#### EXERCISE TASK:
Find each line containing the string "document" and return it.

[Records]
-- Begin --

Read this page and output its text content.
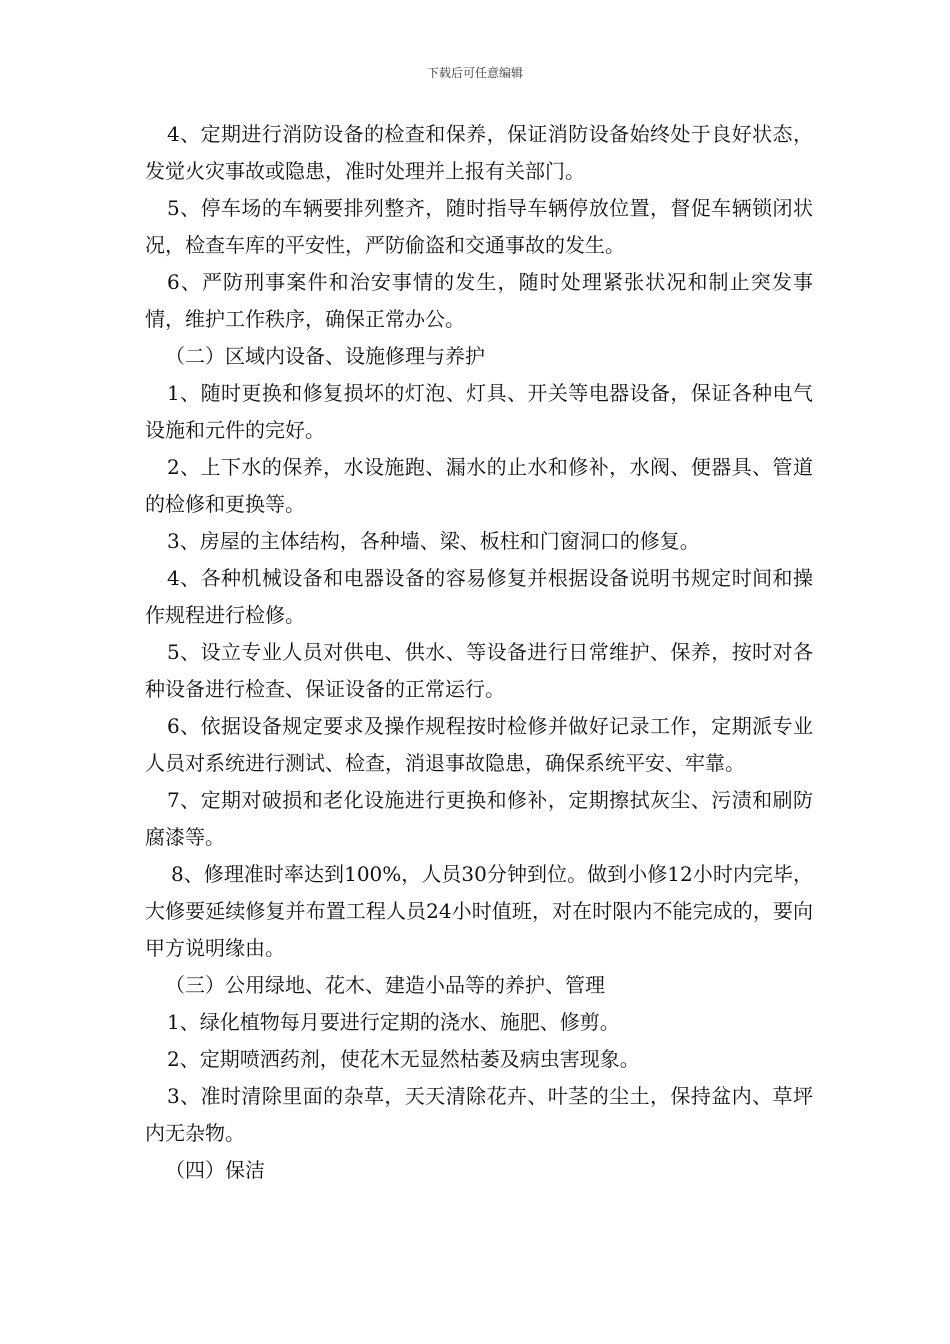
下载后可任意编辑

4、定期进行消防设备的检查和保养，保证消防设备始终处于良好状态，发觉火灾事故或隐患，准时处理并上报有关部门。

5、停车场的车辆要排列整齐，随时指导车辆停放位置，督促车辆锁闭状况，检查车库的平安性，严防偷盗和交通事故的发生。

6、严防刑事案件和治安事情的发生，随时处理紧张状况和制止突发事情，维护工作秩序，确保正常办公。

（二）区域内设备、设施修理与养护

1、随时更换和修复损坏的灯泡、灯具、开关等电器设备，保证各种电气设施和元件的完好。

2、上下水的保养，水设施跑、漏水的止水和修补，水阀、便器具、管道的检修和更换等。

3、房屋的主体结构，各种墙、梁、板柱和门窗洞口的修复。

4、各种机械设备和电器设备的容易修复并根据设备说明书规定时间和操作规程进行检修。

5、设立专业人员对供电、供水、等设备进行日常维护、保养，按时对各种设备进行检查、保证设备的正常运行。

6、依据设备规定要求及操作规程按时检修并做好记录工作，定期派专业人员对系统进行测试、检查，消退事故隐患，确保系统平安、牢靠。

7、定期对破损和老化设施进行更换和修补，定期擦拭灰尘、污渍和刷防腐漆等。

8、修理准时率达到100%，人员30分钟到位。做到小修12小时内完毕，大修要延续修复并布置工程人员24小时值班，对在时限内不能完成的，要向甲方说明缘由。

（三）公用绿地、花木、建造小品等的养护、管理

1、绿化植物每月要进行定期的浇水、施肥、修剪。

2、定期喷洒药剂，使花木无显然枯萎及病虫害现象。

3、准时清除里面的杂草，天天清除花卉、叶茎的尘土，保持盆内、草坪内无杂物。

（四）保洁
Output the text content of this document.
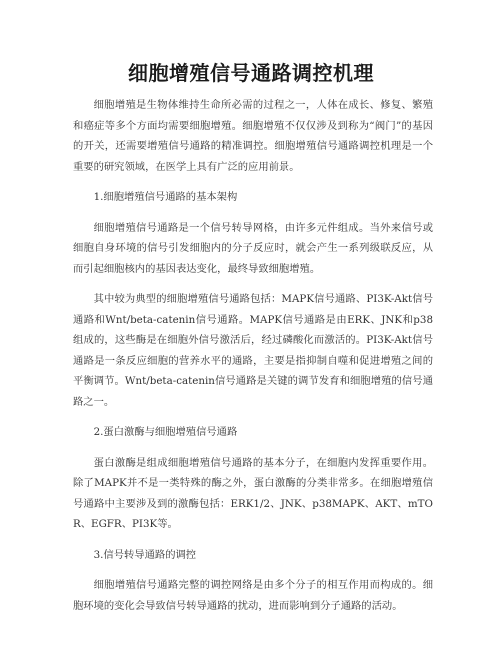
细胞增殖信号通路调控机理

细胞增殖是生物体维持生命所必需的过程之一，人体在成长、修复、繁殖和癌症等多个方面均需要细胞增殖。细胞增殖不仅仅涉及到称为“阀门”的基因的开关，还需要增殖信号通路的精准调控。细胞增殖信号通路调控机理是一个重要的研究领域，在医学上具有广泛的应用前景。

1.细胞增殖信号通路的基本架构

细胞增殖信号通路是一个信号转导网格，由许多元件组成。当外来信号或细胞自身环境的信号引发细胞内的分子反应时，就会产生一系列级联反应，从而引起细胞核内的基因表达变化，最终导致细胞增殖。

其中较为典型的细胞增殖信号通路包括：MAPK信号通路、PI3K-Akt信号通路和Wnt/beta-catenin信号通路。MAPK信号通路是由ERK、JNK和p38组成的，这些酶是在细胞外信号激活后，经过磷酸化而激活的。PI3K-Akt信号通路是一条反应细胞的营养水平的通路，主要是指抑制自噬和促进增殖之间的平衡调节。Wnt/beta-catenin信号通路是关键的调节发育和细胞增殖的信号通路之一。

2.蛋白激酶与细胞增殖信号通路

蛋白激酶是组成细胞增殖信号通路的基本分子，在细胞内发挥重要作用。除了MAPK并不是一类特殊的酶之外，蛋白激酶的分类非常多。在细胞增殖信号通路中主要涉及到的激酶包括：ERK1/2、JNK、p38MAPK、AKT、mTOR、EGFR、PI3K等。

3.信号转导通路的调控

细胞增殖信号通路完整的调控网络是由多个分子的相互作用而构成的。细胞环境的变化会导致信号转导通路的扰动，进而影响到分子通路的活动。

-- End --
-- Begin --

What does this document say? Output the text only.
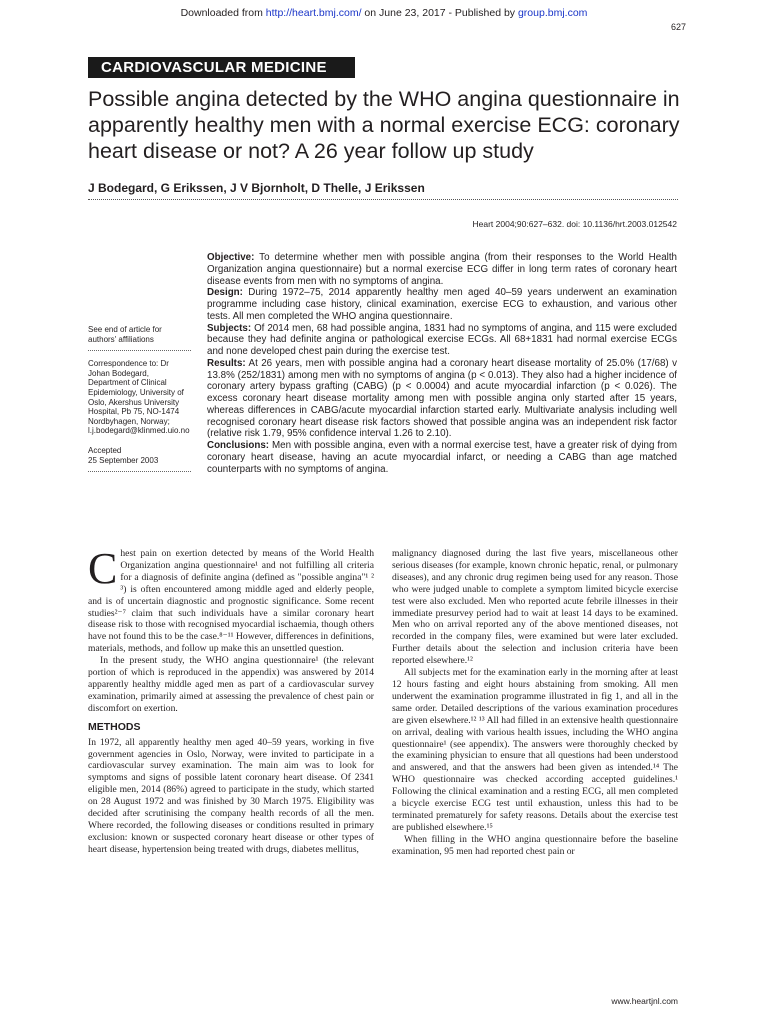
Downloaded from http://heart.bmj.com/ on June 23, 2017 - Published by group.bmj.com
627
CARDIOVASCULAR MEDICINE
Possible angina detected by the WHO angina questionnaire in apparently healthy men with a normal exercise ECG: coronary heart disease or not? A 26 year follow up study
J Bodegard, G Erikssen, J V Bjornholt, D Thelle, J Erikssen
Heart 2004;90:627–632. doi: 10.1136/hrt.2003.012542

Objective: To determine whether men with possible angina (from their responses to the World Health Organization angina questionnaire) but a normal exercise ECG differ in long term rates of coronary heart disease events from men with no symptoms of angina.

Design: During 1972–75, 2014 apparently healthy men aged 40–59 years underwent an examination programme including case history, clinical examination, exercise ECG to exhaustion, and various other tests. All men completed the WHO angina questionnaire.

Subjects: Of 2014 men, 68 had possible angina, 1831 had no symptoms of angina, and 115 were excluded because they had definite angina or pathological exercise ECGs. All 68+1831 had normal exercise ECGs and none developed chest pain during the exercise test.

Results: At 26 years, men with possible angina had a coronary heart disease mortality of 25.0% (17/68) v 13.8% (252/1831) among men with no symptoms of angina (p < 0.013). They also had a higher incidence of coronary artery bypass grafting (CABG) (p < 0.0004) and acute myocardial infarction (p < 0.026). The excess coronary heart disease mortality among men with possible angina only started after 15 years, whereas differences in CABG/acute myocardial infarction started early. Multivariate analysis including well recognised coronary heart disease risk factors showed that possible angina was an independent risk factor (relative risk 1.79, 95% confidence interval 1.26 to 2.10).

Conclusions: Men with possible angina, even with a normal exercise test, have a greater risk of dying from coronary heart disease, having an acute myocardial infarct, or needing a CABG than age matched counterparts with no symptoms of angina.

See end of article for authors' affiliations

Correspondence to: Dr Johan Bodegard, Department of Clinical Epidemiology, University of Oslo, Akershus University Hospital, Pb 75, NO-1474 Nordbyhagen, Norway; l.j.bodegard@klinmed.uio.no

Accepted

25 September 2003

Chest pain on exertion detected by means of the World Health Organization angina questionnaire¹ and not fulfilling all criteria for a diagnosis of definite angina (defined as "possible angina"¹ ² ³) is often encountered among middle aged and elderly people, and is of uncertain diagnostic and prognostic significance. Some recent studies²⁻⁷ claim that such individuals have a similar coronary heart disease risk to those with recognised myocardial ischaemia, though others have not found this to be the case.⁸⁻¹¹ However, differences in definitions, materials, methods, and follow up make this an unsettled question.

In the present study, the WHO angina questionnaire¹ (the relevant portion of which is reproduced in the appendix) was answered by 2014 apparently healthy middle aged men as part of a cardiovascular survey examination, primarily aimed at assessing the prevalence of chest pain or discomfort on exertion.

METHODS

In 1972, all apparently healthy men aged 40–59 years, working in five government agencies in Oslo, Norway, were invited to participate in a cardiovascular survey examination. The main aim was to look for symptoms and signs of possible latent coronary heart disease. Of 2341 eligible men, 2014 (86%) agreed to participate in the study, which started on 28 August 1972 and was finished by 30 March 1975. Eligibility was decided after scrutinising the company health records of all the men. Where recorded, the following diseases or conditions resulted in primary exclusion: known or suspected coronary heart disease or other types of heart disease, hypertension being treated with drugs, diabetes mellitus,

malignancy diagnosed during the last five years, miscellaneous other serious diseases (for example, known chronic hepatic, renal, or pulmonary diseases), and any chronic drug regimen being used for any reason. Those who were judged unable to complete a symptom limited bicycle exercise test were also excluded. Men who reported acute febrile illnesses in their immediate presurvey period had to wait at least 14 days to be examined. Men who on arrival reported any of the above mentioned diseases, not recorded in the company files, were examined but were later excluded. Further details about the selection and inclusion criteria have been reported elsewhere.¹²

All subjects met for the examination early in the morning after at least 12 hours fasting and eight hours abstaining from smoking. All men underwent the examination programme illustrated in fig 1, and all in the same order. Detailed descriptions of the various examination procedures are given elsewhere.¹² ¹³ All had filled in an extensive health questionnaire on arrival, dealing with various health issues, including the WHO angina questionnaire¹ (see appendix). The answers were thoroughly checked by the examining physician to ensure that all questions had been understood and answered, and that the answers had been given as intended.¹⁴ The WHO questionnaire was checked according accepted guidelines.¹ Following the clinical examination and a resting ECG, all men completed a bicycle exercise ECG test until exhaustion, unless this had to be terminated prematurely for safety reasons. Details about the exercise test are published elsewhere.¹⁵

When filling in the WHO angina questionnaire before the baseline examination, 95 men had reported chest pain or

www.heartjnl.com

-- End --

#### REPLY TO THE TASK:
Output the text content of this document.
What does this document say? Output the text only.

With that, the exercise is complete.